**Task objective**
Transcribe all the entries word for word, skipping the pictures.

**The data**

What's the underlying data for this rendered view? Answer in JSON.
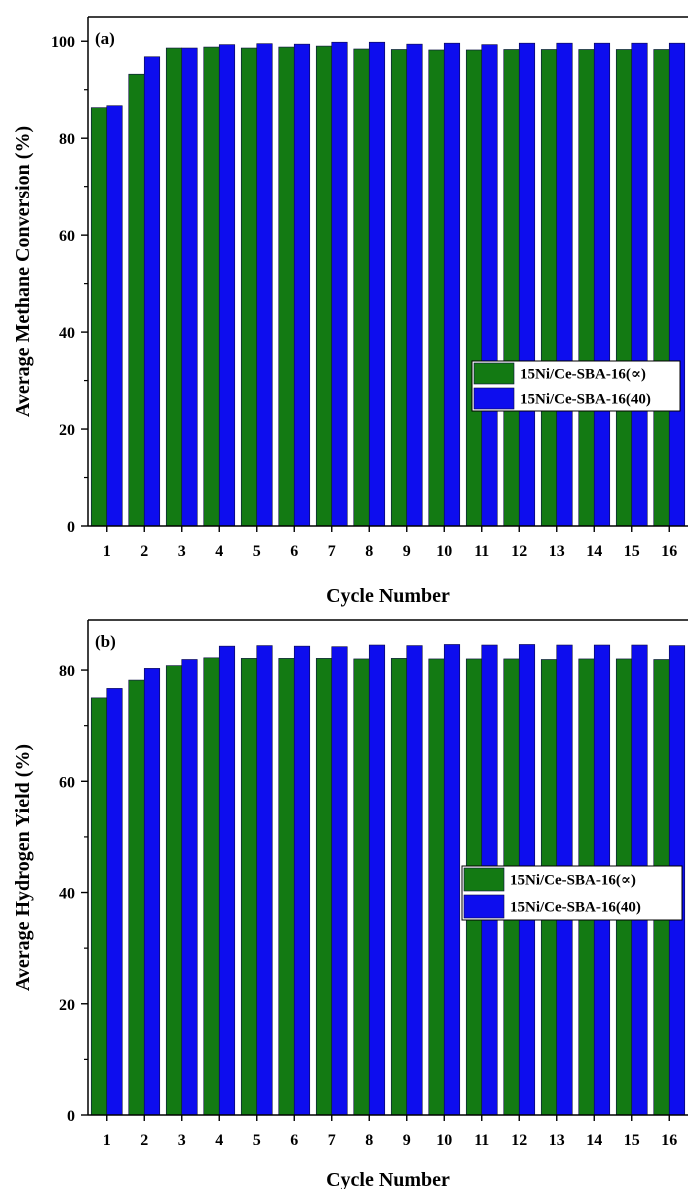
{
  "colors": {
    "green": "#137a13",
    "blue": "#0d0dee",
    "edge": "#0a0a40"
  },
  "chart_data": [
    {
      "type": "bar",
      "panel_label": "(a)",
      "xlabel": "Cycle Number",
      "ylabel": "Average Methane Conversion (%)",
      "ylim": [
        0,
        105
      ],
      "yticks": [
        0,
        20,
        40,
        60,
        80,
        100
      ],
      "categories": [
        "1",
        "2",
        "3",
        "4",
        "5",
        "6",
        "7",
        "8",
        "9",
        "10",
        "11",
        "12",
        "13",
        "14",
        "15",
        "16"
      ],
      "legend_position": "center-right",
      "series": [
        {
          "name": "15Ni/Ce-SBA-16(∝)",
          "color": "#137a13",
          "values": [
            86.3,
            93.2,
            98.6,
            98.8,
            98.6,
            98.8,
            99.0,
            98.4,
            98.3,
            98.2,
            98.2,
            98.3,
            98.3,
            98.3,
            98.3,
            98.3
          ]
        },
        {
          "name": "15Ni/Ce-SBA-16(40)",
          "color": "#0d0dee",
          "values": [
            86.7,
            96.8,
            98.6,
            99.3,
            99.5,
            99.4,
            99.8,
            99.8,
            99.4,
            99.6,
            99.3,
            99.6,
            99.6,
            99.6,
            99.6,
            99.6
          ]
        }
      ]
    },
    {
      "type": "bar",
      "panel_label": "(b)",
      "xlabel": "Cycle Number",
      "ylabel": "Average Hydrogen Yield (%)",
      "ylim": [
        0,
        89
      ],
      "yticks": [
        0,
        20,
        40,
        60,
        80
      ],
      "categories": [
        "1",
        "2",
        "3",
        "4",
        "5",
        "6",
        "7",
        "8",
        "9",
        "10",
        "11",
        "12",
        "13",
        "14",
        "15",
        "16"
      ],
      "legend_position": "center-right",
      "series": [
        {
          "name": "15Ni/Ce-SBA-16(∝)",
          "color": "#137a13",
          "values": [
            75.0,
            78.2,
            80.8,
            82.2,
            82.1,
            82.1,
            82.1,
            82.0,
            82.1,
            82.0,
            82.0,
            82.0,
            81.9,
            82.0,
            82.0,
            81.9
          ]
        },
        {
          "name": "15Ni/Ce-SBA-16(40)",
          "color": "#0d0dee",
          "values": [
            76.7,
            80.3,
            81.9,
            84.3,
            84.4,
            84.3,
            84.2,
            84.5,
            84.4,
            84.6,
            84.5,
            84.6,
            84.5,
            84.5,
            84.5,
            84.4
          ]
        }
      ]
    }
  ]
}
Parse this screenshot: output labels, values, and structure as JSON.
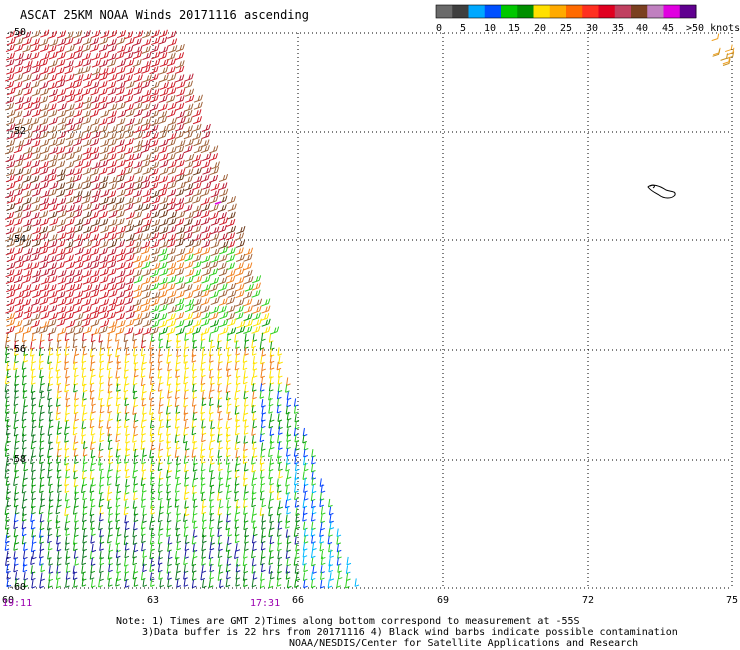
{
  "title": "ASCAT 25KM NOAA Winds 20171116 ascending",
  "legend": {
    "colors": [
      "#6a6a6a",
      "#3f3f3f",
      "#00a8ff",
      "#0050ff",
      "#00c800",
      "#009000",
      "#ffe000",
      "#ffaa00",
      "#ff6a00",
      "#ff3020",
      "#e00020",
      "#c04060",
      "#7a4020",
      "#c080c0",
      "#e000e0",
      "#600090"
    ],
    "labels": [
      "0",
      "5",
      "10",
      "15",
      "20",
      "25",
      "30",
      "35",
      "40",
      "45",
      ">50 knots"
    ]
  },
  "map": {
    "lat_labels": [
      "-50",
      "-52",
      "-54",
      "-56",
      "-58",
      "-60"
    ],
    "lon_labels": [
      "60",
      "63",
      "66",
      "69",
      "72",
      "75"
    ],
    "time_labels": [
      "19:11",
      "17:31"
    ]
  },
  "notes": [
    "Note: 1) Times are GMT 2)Times along bottom correspond to measurement at -55S",
    "3)Data buffer is 22 hrs from 20171116 4) Black wind barbs indicate possible contamination",
    "NOAA/NESDIS/Center for Satellite Applications and Research"
  ]
}
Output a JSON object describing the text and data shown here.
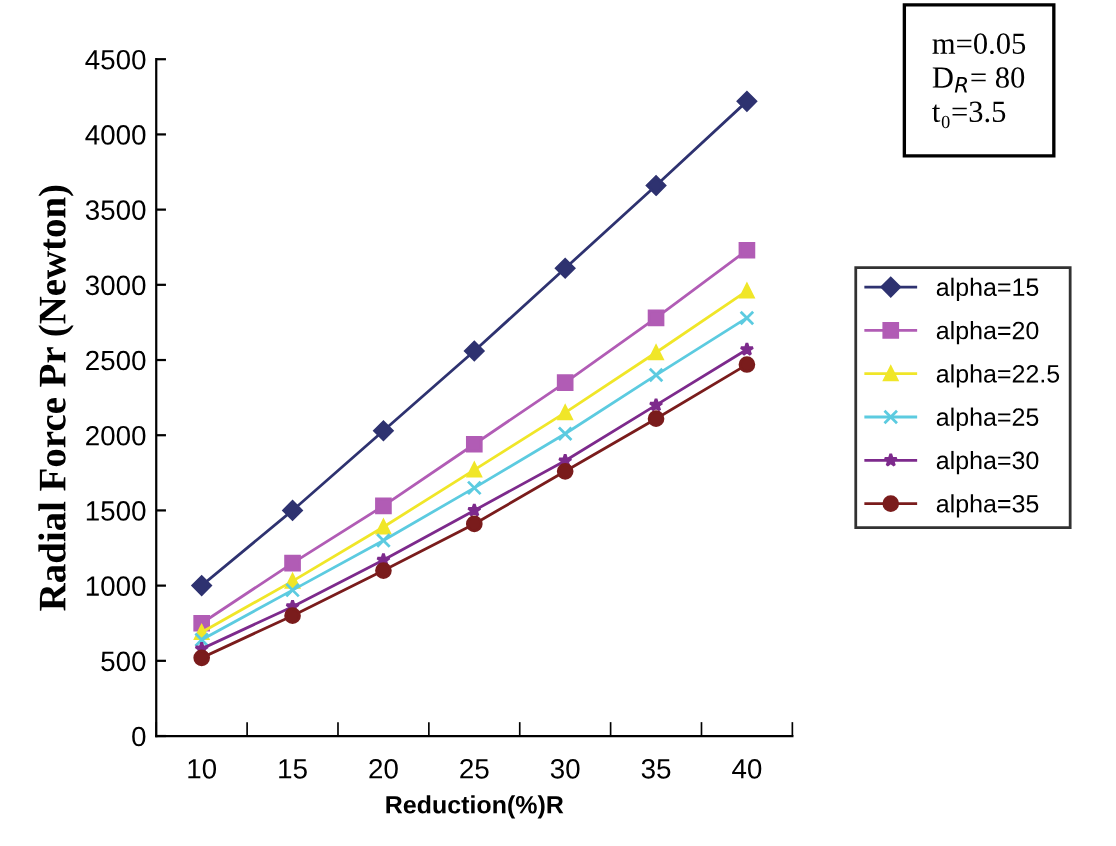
{
  "chart_data": {
    "type": "line",
    "xlabel": "Reduction(%)R",
    "ylabel": "Radial Force Pr (Newton)",
    "categories": [
      "10",
      "15",
      "20",
      "25",
      "30",
      "35",
      "40"
    ],
    "ylim": [
      0,
      4500
    ],
    "yticks": [
      0,
      500,
      1000,
      1500,
      2000,
      2500,
      3000,
      3500,
      4000,
      4500
    ],
    "grid": false,
    "legend": "right",
    "line_style": "solid",
    "annotations": [
      "m=0.05",
      "D$_{R}$= 80",
      "t₀=3.5"
    ],
    "series": [
      {
        "name": "alpha=15",
        "color": "#2e3270",
        "marker": "diamond",
        "values": [
          1000,
          1500,
          2030,
          2560,
          3110,
          3660,
          4220
        ]
      },
      {
        "name": "alpha=20",
        "color": "#b15cb5",
        "marker": "square",
        "values": [
          750,
          1150,
          1530,
          1940,
          2350,
          2780,
          3230
        ]
      },
      {
        "name": "alpha=22.5",
        "color": "#f0e628",
        "marker": "triangle",
        "values": [
          690,
          1030,
          1390,
          1770,
          2150,
          2550,
          2960
        ]
      },
      {
        "name": "alpha=25",
        "color": "#5ccbe0",
        "marker": "cross",
        "values": [
          640,
          970,
          1300,
          1650,
          2010,
          2400,
          2780
        ]
      },
      {
        "name": "alpha=30",
        "color": "#7d2a8c",
        "marker": "star",
        "values": [
          580,
          860,
          1170,
          1500,
          1830,
          2200,
          2570
        ]
      },
      {
        "name": "alpha=35",
        "color": "#7a1c1c",
        "marker": "circle",
        "values": [
          520,
          800,
          1100,
          1410,
          1760,
          2110,
          2470
        ]
      }
    ]
  }
}
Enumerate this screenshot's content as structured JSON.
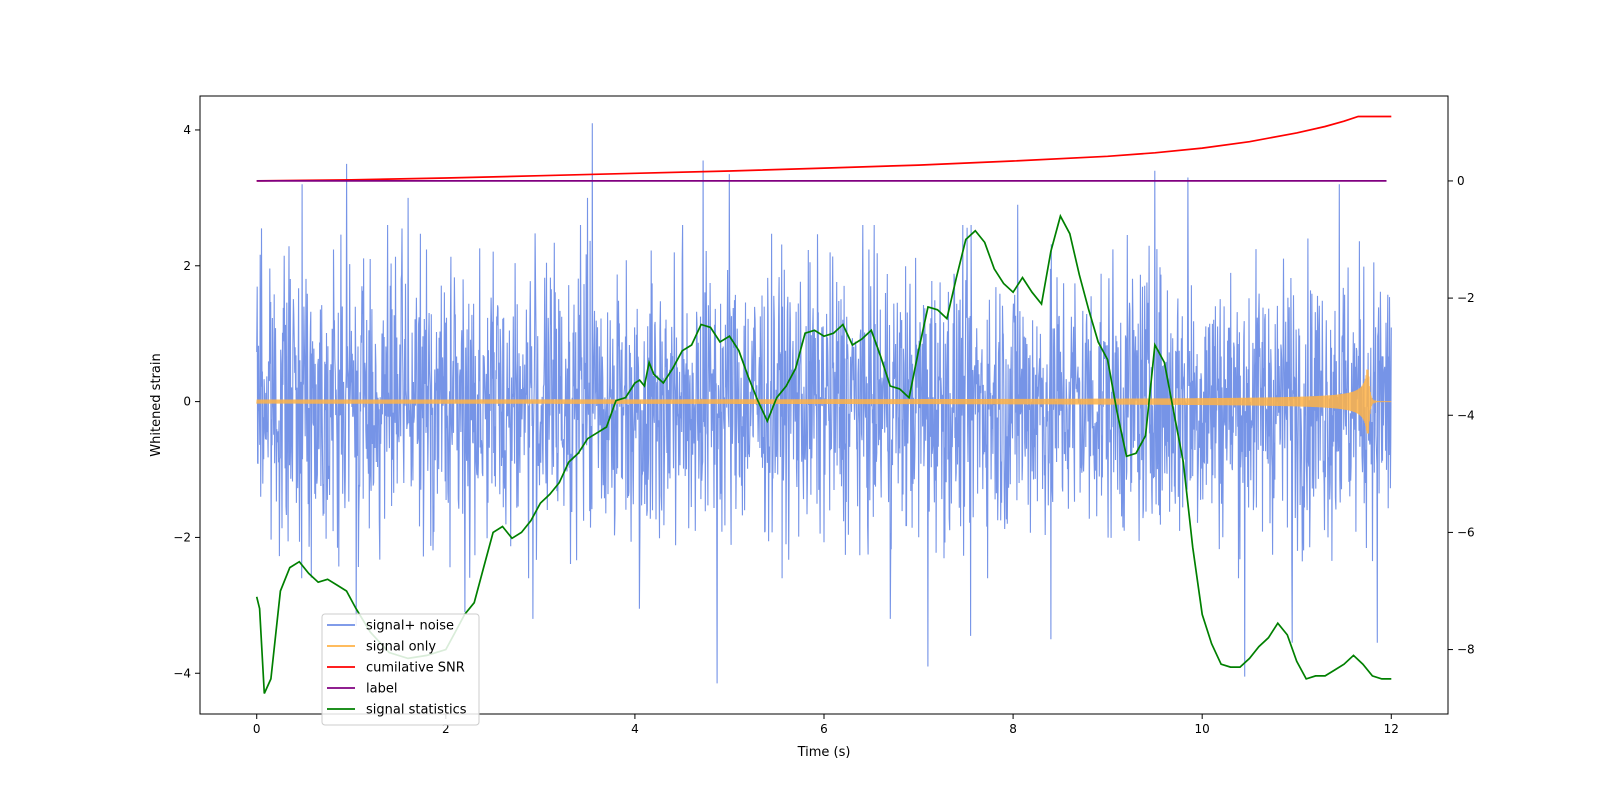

**Result of the exercise**
What's the underlying data for this rendered view? Answer in JSON.
{
  "colors": {
    "green": "#137a13",
    "blue": "#0d0dee",
    "edge": "#0a0a40"
  },
  "chart_data": [
    {
      "type": "bar",
      "panel_label": "(a)",
      "xlabel": "Cycle Number",
      "ylabel": "Average Methane Conversion (%)",
      "ylim": [
        0,
        105
      ],
      "yticks": [
        0,
        20,
        40,
        60,
        80,
        100
      ],
      "categories": [
        "1",
        "2",
        "3",
        "4",
        "5",
        "6",
        "7",
        "8",
        "9",
        "10",
        "11",
        "12",
        "13",
        "14",
        "15",
        "16"
      ],
      "legend_position": "center-right",
      "series": [
        {
          "name": "15Ni/Ce-SBA-16(∝)",
          "color": "#137a13",
          "values": [
            86.3,
            93.2,
            98.6,
            98.8,
            98.6,
            98.8,
            99.0,
            98.4,
            98.3,
            98.2,
            98.2,
            98.3,
            98.3,
            98.3,
            98.3,
            98.3
          ]
        },
        {
          "name": "15Ni/Ce-SBA-16(40)",
          "color": "#0d0dee",
          "values": [
            86.7,
            96.8,
            98.6,
            99.3,
            99.5,
            99.4,
            99.8,
            99.8,
            99.4,
            99.6,
            99.3,
            99.6,
            99.6,
            99.6,
            99.6,
            99.6
          ]
        }
      ]
    },
    {
      "type": "bar",
      "panel_label": "(b)",
      "xlabel": "Cycle Number",
      "ylabel": "Average Hydrogen Yield (%)",
      "ylim": [
        0,
        89
      ],
      "yticks": [
        0,
        20,
        40,
        60,
        80
      ],
      "categories": [
        "1",
        "2",
        "3",
        "4",
        "5",
        "6",
        "7",
        "8",
        "9",
        "10",
        "11",
        "12",
        "13",
        "14",
        "15",
        "16"
      ],
      "legend_position": "center-right",
      "series": [
        {
          "name": "15Ni/Ce-SBA-16(∝)",
          "color": "#137a13",
          "values": [
            75.0,
            78.2,
            80.8,
            82.2,
            82.1,
            82.1,
            82.1,
            82.0,
            82.1,
            82.0,
            82.0,
            82.0,
            81.9,
            82.0,
            82.0,
            81.9
          ]
        },
        {
          "name": "15Ni/Ce-SBA-16(40)",
          "color": "#0d0dee",
          "values": [
            76.7,
            80.3,
            81.9,
            84.3,
            84.4,
            84.3,
            84.2,
            84.5,
            84.4,
            84.6,
            84.5,
            84.6,
            84.5,
            84.5,
            84.5,
            84.4
          ]
        }
      ]
    }
  ]
}
Parse this screenshot: output labels, values, and structure as JSON.
{
  "title": "ASCAT 25KM NOAA Winds 20171116 ascending",
  "legend": {
    "colors": [
      "#6a6a6a",
      "#3f3f3f",
      "#00a8ff",
      "#0050ff",
      "#00c800",
      "#009000",
      "#ffe000",
      "#ffaa00",
      "#ff6a00",
      "#ff3020",
      "#e00020",
      "#c04060",
      "#7a4020",
      "#c080c0",
      "#e000e0",
      "#600090"
    ],
    "labels": [
      "0",
      "5",
      "10",
      "15",
      "20",
      "25",
      "30",
      "35",
      "40",
      "45",
      ">50 knots"
    ]
  },
  "map": {
    "lat_labels": [
      "-50",
      "-52",
      "-54",
      "-56",
      "-58",
      "-60"
    ],
    "lon_labels": [
      "60",
      "63",
      "66",
      "69",
      "72",
      "75"
    ],
    "time_labels": [
      "19:11",
      "17:31"
    ]
  },
  "notes": [
    "Note: 1) Times are GMT 2)Times along bottom correspond to measurement at -55S",
    "3)Data buffer is 22 hrs from 20171116 4) Black wind barbs indicate possible contamination",
    "NOAA/NESDIS/Center for Satellite Applications and Research"
  ]
}
Output a JSON object describing the text and data shown here.
{
  "chart_data": {
    "type": "line",
    "xlabel": "Reduction(%)R",
    "ylabel": "Radial Force Pr (Newton)",
    "categories": [
      "10",
      "15",
      "20",
      "25",
      "30",
      "35",
      "40"
    ],
    "ylim": [
      0,
      4500
    ],
    "yticks": [
      0,
      500,
      1000,
      1500,
      2000,
      2500,
      3000,
      3500,
      4000,
      4500
    ],
    "grid": false,
    "legend": "right",
    "line_style": "solid",
    "annotations": [
      "m=0.05",
      "D$_{R}$= 80",
      "t₀=3.5"
    ],
    "series": [
      {
        "name": "alpha=15",
        "color": "#2e3270",
        "marker": "diamond",
        "values": [
          1000,
          1500,
          2030,
          2560,
          3110,
          3660,
          4220
        ]
      },
      {
        "name": "alpha=20",
        "color": "#b15cb5",
        "marker": "square",
        "values": [
          750,
          1150,
          1530,
          1940,
          2350,
          2780,
          3230
        ]
      },
      {
        "name": "alpha=22.5",
        "color": "#f0e628",
        "marker": "triangle",
        "values": [
          690,
          1030,
          1390,
          1770,
          2150,
          2550,
          2960
        ]
      },
      {
        "name": "alpha=25",
        "color": "#5ccbe0",
        "marker": "cross",
        "values": [
          640,
          970,
          1300,
          1650,
          2010,
          2400,
          2780
        ]
      },
      {
        "name": "alpha=30",
        "color": "#7d2a8c",
        "marker": "star",
        "values": [
          580,
          860,
          1170,
          1500,
          1830,
          2200,
          2570
        ]
      },
      {
        "name": "alpha=35",
        "color": "#7a1c1c",
        "marker": "circle",
        "values": [
          520,
          800,
          1100,
          1410,
          1760,
          2110,
          2470
        ]
      }
    ]
  }
}
Enumerate this screenshot's content as structured JSON.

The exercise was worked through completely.